Jena2 Database Interface - Porting Notes
Jena2 was designed to be portable to other SQL database engines. The Jena2
database dependencies are isolated in two places: the driver and the SQL
scripts. These notes provide a brief overview of what is required to port Jena2
to a new SQL database. However, the persistence architecture is fairly general
and in the future we want to investigate support for other persistence engines
such as Berkeley DB and a native Java store.
This document is known to be incomplete but is provided in the spirit of
something is better than nothing. Porting to Jena2 is possible. DB2 was ported
to a preliminary release of Jena2 without too much effort. If you are working on
a port, please do not hesitate to ask for help by posting to the jena-devel
list.
Porting Parameters
Below is a list of parameters you need to know about your database engine
before starting a port to Jena2.
- Object Column Type and Length
This is the database column type that will be used to store character data
in statement tables. It must be support case-sensitive matching. Typically,
this is a Varchar column. But, in some some systems, Varchar is
case-insensitive (e.g., MySQL) or there are variants of Varchar (e.g.,
Oracle). The maximum size of this column type should be determined in order to
set the LONG_OBJECT_LENGTH_MAX value. LONG_OBJECT_LENGTH should be set to be
equal or less than this maximum value depending on the degree of
denormalization desired.
Index Column Type and Length
This is the database column type that will be used to store character data
in the long object tables. Objects (literals and resources) whose length
exceeds LONG_OBJECT_LENGTH are not stored in the statement table but are
stored in long object tables (jena_long_lit, jena_long_uri). Each long value
is decomposed into a head and a tail. The head is that part of the long object
that can be indexed. The tail is the remaining (possibly large) portion that
is stored as a blob. Also computed is a content-based hash over the tail. The
head and hash enable exact matching.
This index column type is then the column type for the head of the long
object. Typically, it is the same type as the object column type. The maximum
length of this column type determines INDEX_KEY_LENGTH_MAX. INDEX_KEY_LENGTH
should be set to be less than or equal this maximum value.
Maximum Table and Index Name Length
The maximum number of characters permitted in a table or index name is
needed for defining TABLE_NAME_LENGTH_MAX.
Table and Index Name Case Sensitivity
Some database engines require table and index names to be in upper case.
Set DB_NAMES_TO_UPPER appropriately for your database.
Sequences
Database engines have different ways of supporting automatic generation of
unique identifiers. Some systems use sequences, other systems have special
column types. It is assumed that the engine has some such mechanism. Jena will
use it to generate identifiers for long objects, graphs, etc. In some cases,
identifiers are allocated prior to inserting a row and in other cases the
identifier is allocated during or after row insertion. PRE_ALLOCATE_ID will
need to be set appropriately.
Transactions
It is assumed that the database engine supports transactions (bracketed by
begin and end operations). But, some engines only support atomic operations or
have variants that only support atomic operations (e.g., MySQL). Set
IS_XACT_DB appropriately.
Quoting Character
Database engines differ in their choice of the quote character (e.g.,
single, double) to delimit character strings. Set QUOTE_CHAR to the quote
character for your engine.

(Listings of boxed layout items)
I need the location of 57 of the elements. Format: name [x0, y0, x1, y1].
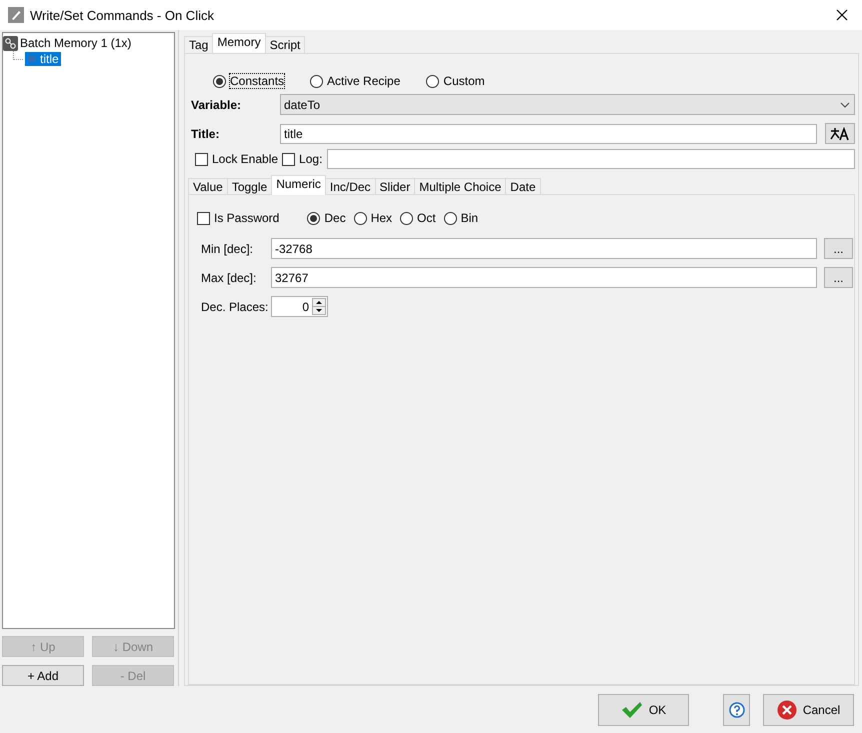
help-button[interactable] [723, 694, 750, 726]
spin-box[interactable]: 0 [271, 296, 328, 317]
ok-button[interactable]: OK [598, 694, 689, 726]
checkmark-icon [620, 700, 643, 718]
close-icon[interactable] [836, 9, 848, 21]
radio-label: Oct [417, 211, 436, 225]
tab[interactable]: Value [188, 178, 228, 195]
tab[interactable]: Memory [212, 33, 266, 53]
translate-button[interactable] [825, 123, 855, 144]
tab[interactable]: Script [264, 36, 306, 53]
variable-dropdown[interactable]: dateTo [280, 94, 855, 115]
pencil-icon [8, 7, 24, 23]
radio-label: Dec [324, 211, 346, 225]
checkbox[interactable] [282, 152, 296, 166]
field-label: Min [dec]: [200, 242, 254, 256]
radio-button[interactable] [354, 212, 367, 224]
radio-label: Constants [230, 74, 284, 88]
number-field[interactable]: -32768 [271, 238, 817, 259]
checkbox[interactable] [195, 152, 208, 166]
checkbox-label: Log: [299, 152, 322, 166]
field-label: Variable: [191, 98, 242, 112]
translate-icon [830, 126, 850, 140]
radio-button[interactable] [426, 74, 440, 88]
field-label: Title: [191, 126, 220, 140]
title-field[interactable]: title [280, 124, 817, 144]
help-icon [728, 702, 744, 718]
radio-label: Active Recipe [327, 74, 400, 88]
cancel-icon [776, 700, 797, 720]
radio-button[interactable] [400, 212, 414, 224]
cancel-button[interactable]: Cancel [763, 694, 854, 726]
browse-button[interactable]: ... [824, 238, 853, 259]
tab[interactable]: Tag [184, 36, 214, 53]
checkbox-label: Is Password [214, 211, 280, 225]
tree-item[interactable]: title [25, 52, 61, 66]
radio-label: Bin [460, 211, 478, 225]
radio-label: Hex [370, 211, 392, 225]
list-button[interactable]: + Add [2, 665, 84, 686]
field-label: Max [dec]: [200, 270, 258, 284]
checkbox[interactable] [197, 212, 210, 224]
radio-label: Custom [443, 74, 485, 88]
window-title: Write/Set Commands - On Click [30, 8, 215, 22]
browse-button[interactable]: ... [824, 267, 853, 288]
field-label: Dec. Places: [200, 300, 270, 314]
spin-arrows-icon[interactable] [312, 298, 326, 315]
tab[interactable]: Multiple Choice [414, 178, 506, 195]
tab[interactable]: Toggle [226, 178, 272, 195]
tab[interactable]: Numeric [271, 175, 326, 195]
log-field[interactable] [327, 149, 855, 169]
radio-button[interactable] [444, 212, 457, 224]
radio-button[interactable] [307, 212, 320, 224]
radio-button[interactable] [310, 74, 324, 88]
tree-item[interactable]: Batch Memory 1 (1x) [20, 36, 132, 50]
radio-button[interactable] [213, 74, 226, 88]
number-field[interactable]: 32767 [271, 267, 817, 288]
dot-icon [27, 54, 37, 64]
checkbox-label: Lock Enable [212, 152, 278, 166]
tab[interactable]: Date [505, 178, 541, 195]
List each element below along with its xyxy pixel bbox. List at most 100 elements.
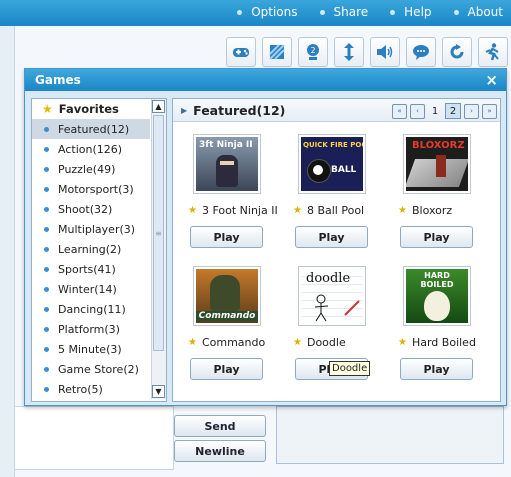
game-name: ★ Bloxorz [398,204,453,217]
bloxorz-block [436,155,446,177]
category-item[interactable]: Retro(5) [32,379,150,399]
bullet-icon [44,306,49,312]
bullet-icon [319,9,325,15]
bullet-icon [237,9,243,15]
dialog-title: Games [35,73,81,87]
thumbnail-caption-ball: BALL [331,165,357,175]
gamepad-icon[interactable] [226,37,256,67]
play-button[interactable]: Play [190,226,263,248]
scroll-down-icon[interactable]: ▼ [152,385,165,398]
bullet-icon [44,286,49,292]
message-input-area[interactable] [14,406,174,470]
run-icon[interactable] [478,37,508,67]
page-number[interactable]: 1 [428,104,442,118]
sidebar-scrollbar[interactable]: ▲ ≡ ▼ [151,99,166,399]
next-page-icon[interactable]: › [464,103,479,119]
star-icon: ★ [42,102,53,116]
favorites-header[interactable]: ★ Favorites [32,99,160,119]
send-button[interactable]: Send [174,415,266,437]
play-button[interactable]: Play [190,358,263,380]
scroll-thumb[interactable]: ≡ [153,115,164,351]
page-number[interactable]: 2 [445,103,461,119]
menu-help[interactable]: Help [390,5,432,19]
chat-toolbar: 2 [226,37,508,67]
category-item[interactable]: Dancing(11) [32,299,150,319]
first-page-icon[interactable]: « [392,103,407,119]
category-item[interactable]: Featured(12) [32,119,150,139]
play-button[interactable]: Play [400,358,473,380]
play-button[interactable]: Play [400,226,473,248]
doodle-thumbnail-image: doodle [301,269,363,323]
pagination: « ‹ 1 2 › » [392,103,497,119]
game-thumbnail[interactable]: QUICK FIRE POOL BALL [298,134,366,194]
speaker-icon[interactable] [370,37,400,67]
pool-thumbnail-image: QUICK FIRE POOL BALL [301,137,363,191]
eight-ball-number [313,165,323,175]
category-item[interactable]: Motorsport(3) [32,179,150,199]
game-thumbnail[interactable]: 3ft Ninja II [193,134,261,194]
game-thumbnail[interactable]: BLOXORZ [403,134,471,194]
bullet-icon [44,166,49,172]
category-item[interactable]: 5 Minute(3) [32,339,150,359]
last-page-icon[interactable]: » [482,103,497,119]
game-name: ★ Hard Boiled [398,336,476,349]
resize-icon[interactable] [334,37,364,67]
category-item[interactable]: Puzzle(49) [32,159,150,179]
coin-icon[interactable]: 2 [298,37,328,67]
scroll-up-icon[interactable]: ▲ [152,100,165,113]
chat-bubble-icon[interactable] [406,37,436,67]
dialog-title-bar: Games × [25,69,506,91]
menu-share[interactable]: Share [319,5,368,19]
category-item[interactable]: Shoot(32) [32,199,150,219]
game-thumbnail[interactable]: Commando [193,266,261,326]
commando-thumbnail-image: Commando [196,269,258,323]
thumbnail-caption: HARD BOILED [420,271,454,289]
picture-icon[interactable] [262,37,292,67]
category-item[interactable]: Game Store(2) [32,359,150,379]
add-favorite-icon[interactable]: ★ [293,337,302,348]
game-name: ★ 8 Ball Pool [293,204,365,217]
prev-page-icon[interactable]: ‹ [410,103,425,119]
category-item[interactable]: Platform(3) [32,319,150,339]
bullet-icon [44,186,49,192]
thumbnail-caption: 3ft Ninja II [199,140,253,150]
ninja-eyes [220,161,234,165]
top-menu: Options Share Help About [215,5,503,19]
content-header: ▶ Featured(12) « ‹ 1 2 › » [173,99,500,122]
category-item[interactable]: Learning(2) [32,239,150,259]
bullet-icon [44,386,49,392]
category-item[interactable]: Multiplayer(3) [32,219,150,239]
ninja-thumbnail-image: 3ft Ninja II [196,137,258,191]
category-item[interactable]: Winter(14) [32,279,150,299]
commando-figure [210,275,240,311]
close-icon[interactable]: × [485,71,498,89]
category-item[interactable]: Sports(41) [32,259,150,279]
left-panel-edge [0,26,15,477]
category-item[interactable]: Action(126) [32,139,150,159]
bullet-icon [44,146,49,152]
add-favorite-icon[interactable]: ★ [188,337,197,348]
play-button[interactable]: Play [295,226,368,248]
add-favorite-icon[interactable]: ★ [188,205,197,216]
side-panel-box [276,406,504,464]
game-name: ★ Commando [188,336,266,349]
newline-button[interactable]: Newline [174,440,266,462]
bullet-icon [44,366,49,372]
game-thumbnail[interactable]: doodle [298,266,366,326]
add-favorite-icon[interactable]: ★ [398,337,407,348]
add-favorite-icon[interactable]: ★ [293,205,302,216]
games-content-panel: ▶ Featured(12) « ‹ 1 2 › » 3ft Ninja II [172,98,501,402]
bullet-icon [44,326,49,332]
menu-about[interactable]: About [453,5,503,19]
add-favorite-icon[interactable]: ★ [398,205,407,216]
redo-icon[interactable] [442,37,472,67]
thumbnail-caption: BLOXORZ [412,140,465,151]
tooltip: Doodle [329,361,371,376]
bullet-icon [44,266,49,272]
bullet-icon [44,246,49,252]
egg-character [424,291,450,321]
game-thumbnail[interactable]: HARD BOILED [403,266,471,326]
svg-text:2: 2 [310,46,315,55]
stick-figure-icon [314,294,360,322]
menu-options[interactable]: Options [237,5,298,19]
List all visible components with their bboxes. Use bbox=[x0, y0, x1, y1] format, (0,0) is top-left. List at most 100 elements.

### TASK SET
a: Update the Jena2 porting notes from "Maximum Table and" through "be set appropriately.": begin at the words that have "Maximum Table and" and stop after "be set appropriately.". Replace "PRE_ALLOCATE_ID" with "PREALLOCATE_ID" throughout that stretch.
b: For each statement, decide whether it agrees with the Jena2 porting notes. Answer yes or no, and quote the words of the notes that decide it.
(i) DB2 was ported to a preliminary release of Jena2.
(ii) The tail of a long object is stored in the index column.
(iii) Varchar is case-insensitive in Oracle.
c: According to the Jena2 porting notes, in which tables are objects longer than LONG_OBJECT_LENGTH stored?
The records have no connection to the text.

### SOLUTIONS TO THE TASKS
a:
Maximum Table and Index Name Length
The maximum number of characters permitted in a table or index name is
needed for defining TABLE_NAME_LENGTH_MAX.
Table and Index Name Case Sensitivity
Some database engines require table and index names to be in upper case.
Set DB_NAMES_TO_UPPER appropriately for your database.
Sequences
Database engines have different ways of supporting automatic generation of
unique identifiers. Some systems use sequences, other systems have special
column types. It is assumed that the engine has some such mechanism. Jena will
use it to generate identifiers for long objects, graphs, etc. In some cases,
identifiers are allocated prior to inserting a row and in other cases the
identifier is allocated during or after row insertion. PREALLOCATE_ID will
need to be set appropriately.

b:
(i) Yes: "DB2 was ported to a preliminary release of Jena2 without too much effort."
(ii) No: "The tail is the remaining (possibly large) portion that is stored as a blob."
(iii) No: "Varchar is case-insensitive (e.g., MySQL) or there are variants of Varchar (e.g., Oracle)."

c: They are stored in the long object tables, jena_long_lit and jena_long_uri.